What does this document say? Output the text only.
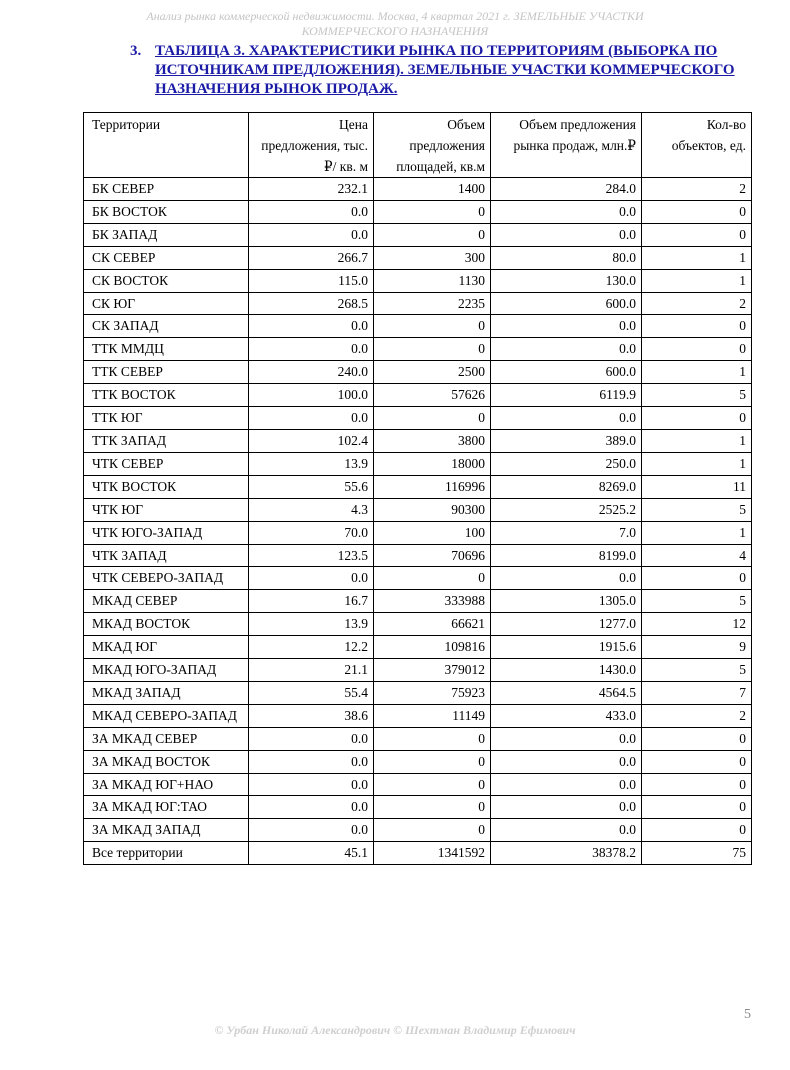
Анализ рынка коммерческой недвижимости. Москва, 4 квартал 2021 г. ЗЕМЕЛЬНЫЕ УЧАСТКИ
КОММЕРЧЕСКОГО НАЗНАЧЕНИЯ
3. ТАБЛИЦА 3. ХАРАКТЕРИСТИКИ РЫНКА ПО ТЕРРИТОРИЯМ (ВЫБОРКА ПО ИСТОЧНИКАМ ПРЕДЛОЖЕНИЯ). ЗЕМЕЛЬНЫЕ УЧАСТКИ КОММЕРЧЕСКОГО НАЗНАЧЕНИЯ РЫНОК ПРОДАЖ.
Территории	Цена предложения, тыс.₽/ кв. м	Объем предложения площадей, кв.м	Объем предложения рынка продаж, млн.₽	Кол-во объектов, ед.
БК СЕВЕР	232.1	1400	284.0	2
БК ВОСТОК	0.0	0	0.0	0
БК ЗАПАД	0.0	0	0.0	0
СК СЕВЕР	266.7	300	80.0	1
СК ВОСТОК	115.0	1130	130.0	1
СК ЮГ	268.5	2235	600.0	2
СК ЗАПАД	0.0	0	0.0	0
ТТК ММДЦ	0.0	0	0.0	0
ТТК СЕВЕР	240.0	2500	600.0	1
ТТК ВОСТОК	100.0	57626	6119.9	5
ТТК ЮГ	0.0	0	0.0	0
ТТК ЗАПАД	102.4	3800	389.0	1
ЧТК СЕВЕР	13.9	18000	250.0	1
ЧТК ВОСТОК	55.6	116996	8269.0	11
ЧТК ЮГ	4.3	90300	2525.2	5
ЧТК ЮГО-ЗАПАД	70.0	100	7.0	1
ЧТК ЗАПАД	123.5	70696	8199.0	4
ЧТК СЕВЕРО-ЗАПАД	0.0	0	0.0	0
МКАД СЕВЕР	16.7	333988	1305.0	5
МКАД ВОСТОК	13.9	66621	1277.0	12
МКАД ЮГ	12.2	109816	1915.6	9
МКАД ЮГО-ЗАПАД	21.1	379012	1430.0	5
МКАД ЗАПАД	55.4	75923	4564.5	7
МКАД СЕВЕРО-ЗАПАД	38.6	11149	433.0	2
ЗА МКАД СЕВЕР	0.0	0	0.0	0
ЗА МКАД ВОСТОК	0.0	0	0.0	0
ЗА МКАД ЮГ+НАО	0.0	0	0.0	0
ЗА МКАД ЮГ:ТАО	0.0	0	0.0	0
ЗА МКАД ЗАПАД	0.0	0	0.0	0
Все территории	45.1	1341592	38378.2	75
5
© Урбан Николай Александрович © Шехтман Владимир Ефимович
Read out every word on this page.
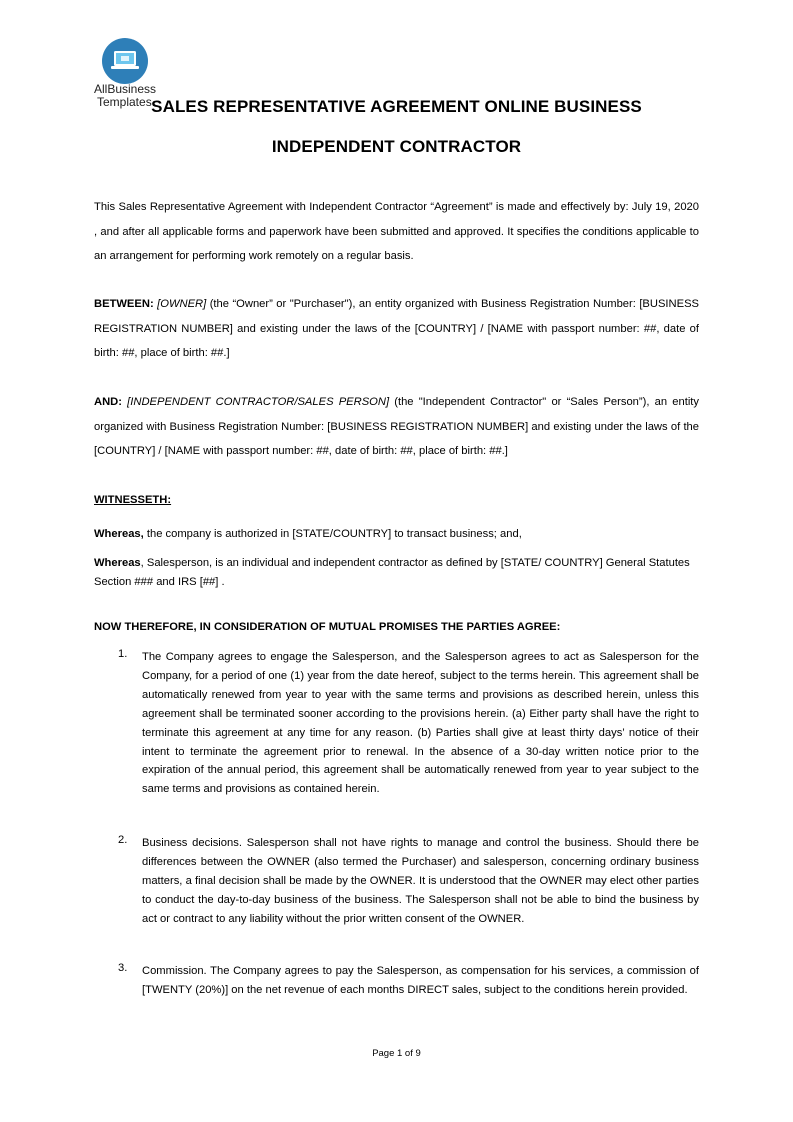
AllBusiness
Templates SALES REPRESENTATIVE AGREEMENT ONLINE BUSINESS
INDEPENDENT CONTRACTOR
This Sales Representative Agreement with Independent Contractor “Agreement” is made and effectively by: July 19, 2020 , and after all applicable forms and paperwork have been submitted and approved. It specifies the conditions applicable to an arrangement for performing work remotely on a regular basis.
BETWEEN: [OWNER] (the “Owner” or "Purchaser"), an entity organized with Business Registration Number: [BUSINESS REGISTRATION NUMBER] and existing under the laws of the [COUNTRY] / [NAME with passport number: ##, date of birth: ##, place of birth: ##.]
AND: [INDEPENDENT CONTRACTOR/SALES PERSON] (the "Independent Contractor" or “Sales Person”), an entity organized with Business Registration Number: [BUSINESS REGISTRATION NUMBER] and existing under the laws of the [COUNTRY] / [NAME with passport number: ##, date of birth: ##, place of birth: ##.]
WITNESSETH:
Whereas, the company is authorized in [STATE/COUNTRY] to transact business; and,
Whereas, Salesperson, is an individual and independent contractor as defined by [STATE/ COUNTRY] General Statutes Section ### and IRS [##] .
NOW THEREFORE, IN CONSIDERATION OF MUTUAL PROMISES THE PARTIES AGREE:
1. The Company agrees to engage the Salesperson, and the Salesperson agrees to act as Salesperson for the Company, for a period of one (1) year from the date hereof, subject to the terms herein. This agreement shall be automatically renewed from year to year with the same terms and provisions as described herein, unless this agreement shall be terminated sooner according to the provisions herein. (a) Either party shall have the right to terminate this agreement at any time for any reason. (b) Parties shall give at least thirty days’ notice of their intent to terminate the agreement prior to renewal. In the absence of a 30-day written notice prior to the expiration of the annual period, this agreement shall be automatically renewed from year to year subject to the same terms and provisions as contained herein.
2. Business decisions. Salesperson shall not have rights to manage and control the business. Should there be differences between the OWNER (also termed the Purchaser) and salesperson, concerning ordinary business matters, a final decision shall be made by the OWNER. It is understood that the OWNER may elect other parties to conduct the day-to-day business of the business. The Salesperson shall not be able to bind the business by act or contract to any liability without the prior written consent of the OWNER.
3. Commission. The Company agrees to pay the Salesperson, as compensation for his services, a commission of [TWENTY (20%)] on the net revenue of each months DIRECT sales, subject to the conditions herein provided.
Page 1 of 9
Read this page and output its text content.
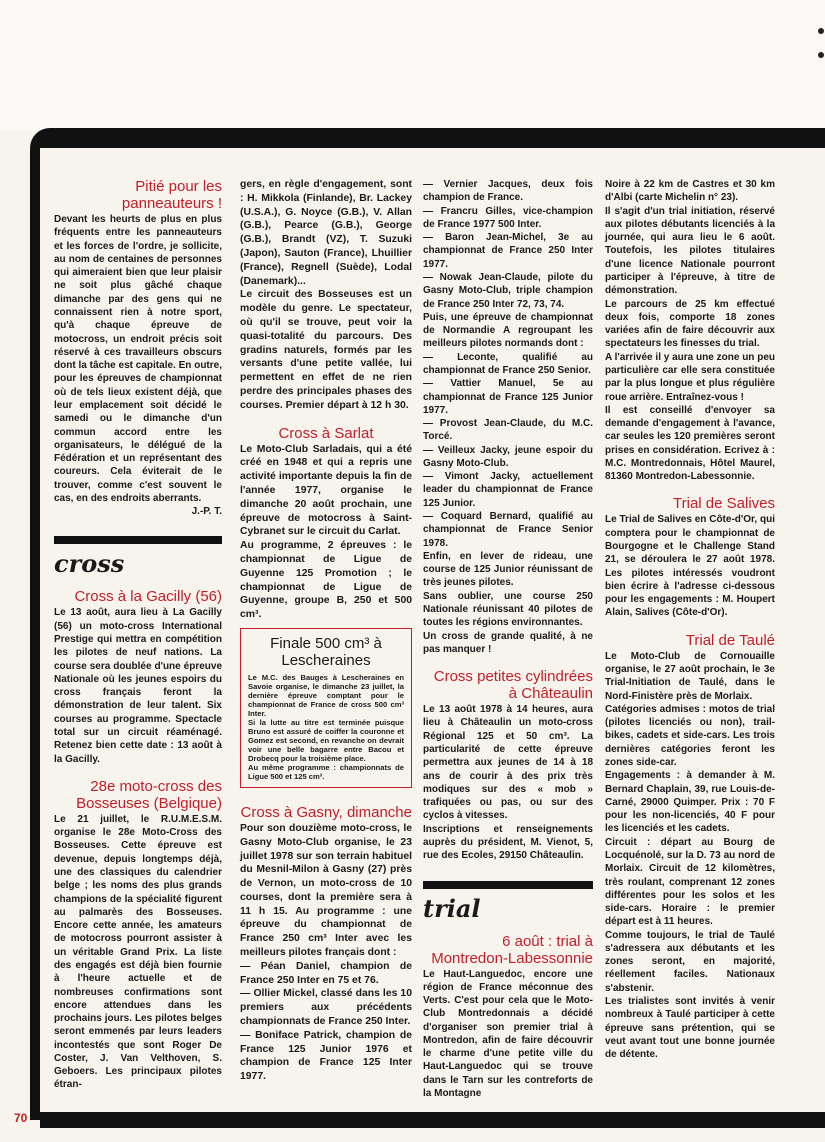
70
Pitié pour les panneauteurs !

Devant les heurts de plus en plus fréquents entre les panneauteurs et les forces de l'ordre, je sollicite, au nom de centaines de personnes qui aimeraient bien que leur plaisir ne soit plus gâché chaque dimanche par des gens qui ne connaissent rien à notre sport, qu'à chaque épreuve de motocross, un endroit précis soit réservé à ces travailleurs obscurs dont la tâche est capitale. En outre, pour les épreuves de championnat où de tels lieux existent déjà, que leur emplacement soit décidé le samedi ou le dimanche d'un commun accord entre les organisateurs, le délégué de la Fédération et un représentant des coureurs. Cela éviterait de le trouver, comme c'est souvent le cas, en des endroits aberrants.

J.-P. T.

cross
Cross à la Gacilly (56)

Le 13 août, aura lieu à La Gacilly (56) un moto-cross International Prestige qui mettra en compétition les pilotes de neuf nations. La course sera doublée d'une épreuve Nationale où les jeunes espoirs du cross français feront la démonstration de leur talent. Six courses au programme. Spectacle total sur un circuit réaménagé. Retenez bien cette date : 13 août à la Gacilly.

28e moto-cross des Bosseuses (Belgique)

Le 21 juillet, le R.U.M.E.S.M. organise le 28e Moto-Cross des Bosseuses. Cette épreuve est devenue, depuis longtemps déjà, une des classiques du calendrier belge ; les noms des plus grands champions de la spécialité figurent au palmarès des Bosseuses. Encore cette année, les amateurs de motocross pourront assister à un véritable Grand Prix. La liste des engagés est déjà bien fournie à l'heure actuelle et de nombreuses confirmations sont encore attendues dans les prochains jours. Les pilotes belges seront emmenés par leurs leaders incontestés que sont Roger De Coster, J. Van Velthoven, S. Geboers. Les principaux pilotes étran-

gers, en règle d'engagement, sont : H. Mikkola (Finlande), Br. Lackey (U.S.A.), G. Noyce (G.B.), V. Allan (G.B.), Pearce (G.B.), George (G.B.), Brandt (VZ), T. Suzuki (Japon), Sauton (France), Lhuillier (France), Regnell (Suède), Lodal (Danemark)...
Le circuit des Bosseuses est un modèle du genre. Le spectateur, où qu'il se trouve, peut voir la quasi-totalité du parcours. Des gradins naturels, formés par les versants d'une petite vallée, lui permettent en effet de ne rien perdre des principales phases des courses. Premier départ à 12 h 30.

Cross à Sarlat

Le Moto-Club Sarladais, qui a été créé en 1948 et qui a repris une activité importante depuis la fin de l'année 1977, organise le dimanche 20 août prochain, une épreuve de motocross à Saint-Cybranet sur le circuit du Carlat.
Au programme, 2 épreuves : le championnat de Ligue de Guyenne 125 Promotion ; le championnat de Ligue de Guyenne, groupe B, 250 et 500 cm³.

Finale 500 cm³ à Lescheraines
Le M.C. des Bauges à Lescheraines en Savoie organise, le dimanche 23 juillet, la dernière épreuve comptant pour le championnat de France de cross 500 cm³ Inter.
Si la lutte au titre est terminée puisque Bruno est assuré de coiffer la couronne et Gomez est second, en revanche on devrait voir une belle bagarre entre Bacou et Drobecq pour la troisième place.
Au même programme : championnats de Ligue 500 et 125 cm³.
Cross à Gasny, dimanche

Pour son douzième moto-cross, le Gasny Moto-Club organise, le 23 juillet 1978 sur son terrain habituel du Mesnil-Milon à Gasny (27) près de Vernon, un moto-cross de 10 courses, dont la première sera à 11 h 15. Au programme : une épreuve du championnat de France 250 cm³ Inter avec les meilleurs pilotes français dont :
— Péan Daniel, champion de France 250 Inter en 75 et 76.
— Ollier Mickel, classé dans les 10 premiers aux précédents championnats de France 250 Inter.
— Boniface Patrick, champion de France 125 Junior 1976 et champion de France 125 Inter 1977.

— Vernier Jacques, deux fois champion de France.
— Francru Gilles, vice-champion de France 1977 500 Inter.
— Baron Jean-Michel, 3e au championnat de France 250 Inter 1977.
— Nowak Jean-Claude, pilote du Gasny Moto-Club, triple champion de France 250 Inter 72, 73, 74.
Puis, une épreuve de championnat de Normandie A regroupant les meilleurs pilotes normands dont :
— Leconte, qualifié au championnat de France 250 Senior.
— Vattier Manuel, 5e au championnat de France 125 Junior 1977.
— Provost Jean-Claude, du M.C. Torcé.
— Veilleux Jacky, jeune espoir du Gasny Moto-Club.
— Vimont Jacky, actuellement leader du championnat de France 125 Junior.
— Coquard Bernard, qualifié au championnat de France Senior 1978.
Enfin, en lever de rideau, une course de 125 Junior réunissant de très jeunes pilotes.
Sans oublier, une course 250 Nationale réunissant 40 pilotes de toutes les régions environnantes.
Un cross de grande qualité, à ne pas manquer !

Cross petites cylindrées à Châteaulin

Le 13 août 1978 à 14 heures, aura lieu à Châteaulin un moto-cross Régional 125 et 50 cm³. La particularité de cette épreuve permettra aux jeunes de 14 à 18 ans de courir à des prix très modiques sur des « mob » trafiquées ou pas, ou sur des cyclos à vitesses.
Inscriptions et renseignements auprès du président, M. Vienot, 5, rue des Ecoles, 29150 Châteaulin.

trial
6 août : trial à Montredon-Labessonnie

Le Haut-Languedoc, encore une région de France méconnue des Verts. C'est pour cela que le Moto-Club Montredonnais a décidé d'organiser son premier trial à Montredon, afin de faire découvrir le charme d'une petite ville du Haut-Languedoc qui se trouve dans le Tarn sur les contreforts de la Montagne

Noire à 22 km de Castres et 30 km d'Albi (carte Michelin n° 23).
Il s'agit d'un trial initiation, réservé aux pilotes débutants licenciés à la journée, qui aura lieu le 6 août. Toutefois, les pilotes titulaires d'une licence Nationale pourront participer à l'épreuve, à titre de démonstration.
Le parcours de 25 km effectué deux fois, comporte 18 zones variées afin de faire découvrir aux spectateurs les finesses du trial.
A l'arrivée il y aura une zone un peu particulière car elle sera constituée par la plus longue et plus régulière roue arrière. Entraînez-vous !
Il est conseillé d'envoyer sa demande d'engagement à l'avance, car seules les 120 premières seront prises en considération. Ecrivez à : M.C. Montredonnais, Hôtel Maurel, 81360 Montredon-Labessonnie.

Trial de Salives

Le Trial de Salives en Côte-d'Or, qui comptera pour le championnat de Bourgogne et le Challenge Stand 21, se déroulera le 27 août 1978. Les pilotes intéressés voudront bien écrire à l'adresse ci-dessous pour les engagements : M. Houpert Alain, Salives (Côte-d'Or).

Trial de Taulé

Le Moto-Club de Cornouaille organise, le 27 août prochain, le 3e Trial-Initiation de Taulé, dans le Nord-Finistère près de Morlaix.
Catégories admises : motos de trial (pilotes licenciés ou non), trail-bikes, cadets et side-cars. Les trois dernières catégories feront les zones side-car.
Engagements : à demander à M. Bernard Chaplain, 39, rue Louis-de-Carné, 29000 Quimper. Prix : 70 F pour les non-licenciés, 40 F pour les licenciés et les cadets.
Circuit : départ au Bourg de Locquénolé, sur la D. 73 au nord de Morlaix. Circuit de 12 kilomètres, très roulant, comprenant 12 zones différentes pour les solos et les side-cars. Horaire : le premier départ est à 11 heures.
Comme toujours, le trial de Taulé s'adressera aux débutants et les zones seront, en majorité, réellement faciles. Nationaux s'abstenir.
Les trialistes sont invités à venir nombreux à Taulé participer à cette épreuve sans prétention, qui se veut avant tout une bonne journée de détente.
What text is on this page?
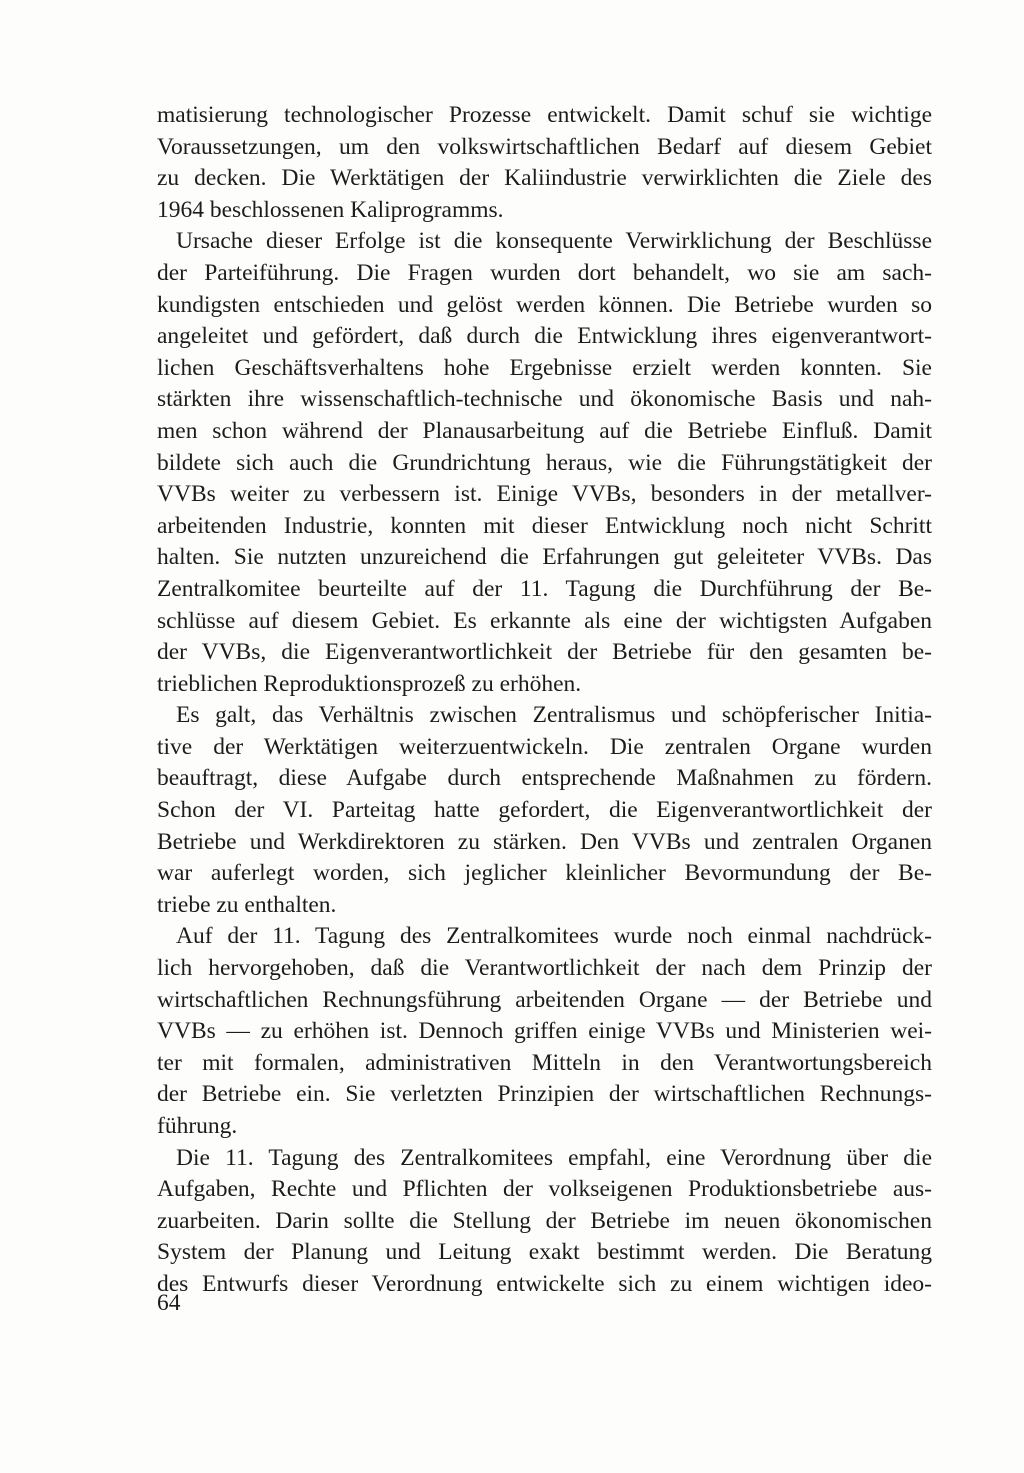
matisierung technologischer Prozesse entwickelt. Damit schuf sie wichtige
Voraussetzungen, um den volkswirtschaftlichen Bedarf auf diesem Gebiet
zu decken. Die Werktätigen der Kaliindustrie verwirklichten die Ziele des
1964 beschlossenen Kaliprogramms.

Ursache dieser Erfolge ist die konsequente Verwirklichung der Beschlüsse
der Parteiführung. Die Fragen wurden dort behandelt, wo sie am sach-
kundigsten entschieden und gelöst werden können. Die Betriebe wurden so
angeleitet und gefördert, daß durch die Entwicklung ihres eigenverantwort-
lichen Geschäftsverhaltens hohe Ergebnisse erzielt werden konnten. Sie
stärkten ihre wissenschaftlich-technische und ökonomische Basis und nah-
men schon während der Planausarbeitung auf die Betriebe Einfluß. Damit
bildete sich auch die Grundrichtung heraus, wie die Führungstätigkeit der
VVBs weiter zu verbessern ist. Einige VVBs, besonders in der metallver-
arbeitenden Industrie, konnten mit dieser Entwicklung noch nicht Schritt
halten. Sie nutzten unzureichend die Erfahrungen gut geleiteter VVBs. Das
Zentralkomitee beurteilte auf der 11. Tagung die Durchführung der Be-
schlüsse auf diesem Gebiet. Es erkannte als eine der wichtigsten Aufgaben
der VVBs, die Eigenverantwortlichkeit der Betriebe für den gesamten be-
trieblichen Reproduktionsprozeß zu erhöhen.

Es galt, das Verhältnis zwischen Zentralismus und schöpferischer Initia-
tive der Werktätigen weiterzuentwickeln. Die zentralen Organe wurden
beauftragt, diese Aufgabe durch entsprechende Maßnahmen zu fördern.
Schon der VI. Parteitag hatte gefordert, die Eigenverantwortlichkeit der
Betriebe und Werkdirektoren zu stärken. Den VVBs und zentralen Organen
war auferlegt worden, sich jeglicher kleinlicher Bevormundung der Be-
triebe zu enthalten.

Auf der 11. Tagung des Zentralkomitees wurde noch einmal nachdrück-
lich hervorgehoben, daß die Verantwortlichkeit der nach dem Prinzip der
wirtschaftlichen Rechnungsführung arbeitenden Organe — der Betriebe und
VVBs — zu erhöhen ist. Dennoch griffen einige VVBs und Ministerien wei-
ter mit formalen, administrativen Mitteln in den Verantwortungsbereich
der Betriebe ein. Sie verletzten Prinzipien der wirtschaftlichen Rechnungs-
führung.

Die 11. Tagung des Zentralkomitees empfahl, eine Verordnung über die
Aufgaben, Rechte und Pflichten der volkseigenen Produktionsbetriebe aus-
zuarbeiten. Darin sollte die Stellung der Betriebe im neuen ökonomischen
System der Planung und Leitung exakt bestimmt werden. Die Beratung
des Entwurfs dieser Verordnung entwickelte sich zu einem wichtigen ideo-

64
====
Filter the records above for lines containing the word "What", and copy those lines.

• WRITTEN RESPONSE:
What does this document say? Output the text only.
What text is on this page?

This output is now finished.